### [Work to do]
Show each line from the listing that includes the word "currency".

### [Supplied data]
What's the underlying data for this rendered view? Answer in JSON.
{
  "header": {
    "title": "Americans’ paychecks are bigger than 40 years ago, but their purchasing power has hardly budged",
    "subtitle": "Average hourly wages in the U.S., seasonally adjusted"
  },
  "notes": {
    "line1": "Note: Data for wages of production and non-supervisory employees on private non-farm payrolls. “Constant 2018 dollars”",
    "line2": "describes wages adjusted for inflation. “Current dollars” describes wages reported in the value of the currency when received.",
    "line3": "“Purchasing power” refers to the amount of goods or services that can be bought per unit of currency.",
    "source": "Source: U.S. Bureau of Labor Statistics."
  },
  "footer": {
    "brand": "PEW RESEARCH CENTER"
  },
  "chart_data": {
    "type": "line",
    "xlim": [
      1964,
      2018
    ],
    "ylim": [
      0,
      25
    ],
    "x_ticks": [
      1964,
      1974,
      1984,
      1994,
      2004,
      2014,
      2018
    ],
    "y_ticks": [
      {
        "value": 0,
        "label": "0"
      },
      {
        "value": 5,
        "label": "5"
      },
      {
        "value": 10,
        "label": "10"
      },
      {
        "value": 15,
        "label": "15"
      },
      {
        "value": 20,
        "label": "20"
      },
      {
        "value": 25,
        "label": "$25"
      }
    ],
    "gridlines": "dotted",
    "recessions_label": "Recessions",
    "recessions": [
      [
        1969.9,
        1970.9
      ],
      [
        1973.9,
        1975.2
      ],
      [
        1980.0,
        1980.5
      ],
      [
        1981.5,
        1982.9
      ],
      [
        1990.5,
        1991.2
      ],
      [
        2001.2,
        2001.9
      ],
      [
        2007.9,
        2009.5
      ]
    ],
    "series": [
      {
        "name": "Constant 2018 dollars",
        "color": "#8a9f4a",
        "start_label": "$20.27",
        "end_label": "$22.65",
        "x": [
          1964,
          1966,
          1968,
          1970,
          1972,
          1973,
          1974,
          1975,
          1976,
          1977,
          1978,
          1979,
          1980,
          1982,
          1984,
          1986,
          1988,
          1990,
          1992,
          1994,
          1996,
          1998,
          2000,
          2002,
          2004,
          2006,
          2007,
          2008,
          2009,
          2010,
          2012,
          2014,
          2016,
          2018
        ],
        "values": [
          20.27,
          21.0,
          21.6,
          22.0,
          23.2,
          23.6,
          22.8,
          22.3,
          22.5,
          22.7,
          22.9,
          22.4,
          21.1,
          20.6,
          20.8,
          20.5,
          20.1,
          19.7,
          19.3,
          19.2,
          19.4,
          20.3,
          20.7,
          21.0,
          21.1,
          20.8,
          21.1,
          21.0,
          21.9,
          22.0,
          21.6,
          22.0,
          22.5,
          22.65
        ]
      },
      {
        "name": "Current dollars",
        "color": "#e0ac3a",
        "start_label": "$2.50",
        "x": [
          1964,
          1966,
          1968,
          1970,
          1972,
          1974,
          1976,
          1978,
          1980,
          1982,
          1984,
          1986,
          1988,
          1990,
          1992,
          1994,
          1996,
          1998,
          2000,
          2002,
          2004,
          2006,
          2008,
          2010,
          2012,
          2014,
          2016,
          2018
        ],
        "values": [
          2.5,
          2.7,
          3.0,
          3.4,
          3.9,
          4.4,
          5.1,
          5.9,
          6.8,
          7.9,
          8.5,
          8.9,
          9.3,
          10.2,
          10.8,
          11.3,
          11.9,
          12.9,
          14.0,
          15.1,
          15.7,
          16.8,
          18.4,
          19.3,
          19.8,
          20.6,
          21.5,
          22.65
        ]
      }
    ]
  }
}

### [Task answer]
    "line2": "describes wages adjusted for inflation. “Current dollars” describes wages reported in the value of the currency when received.",
    "line3": "“Purchasing power” refers to the amount of goods or services that can be bought per unit of currency.",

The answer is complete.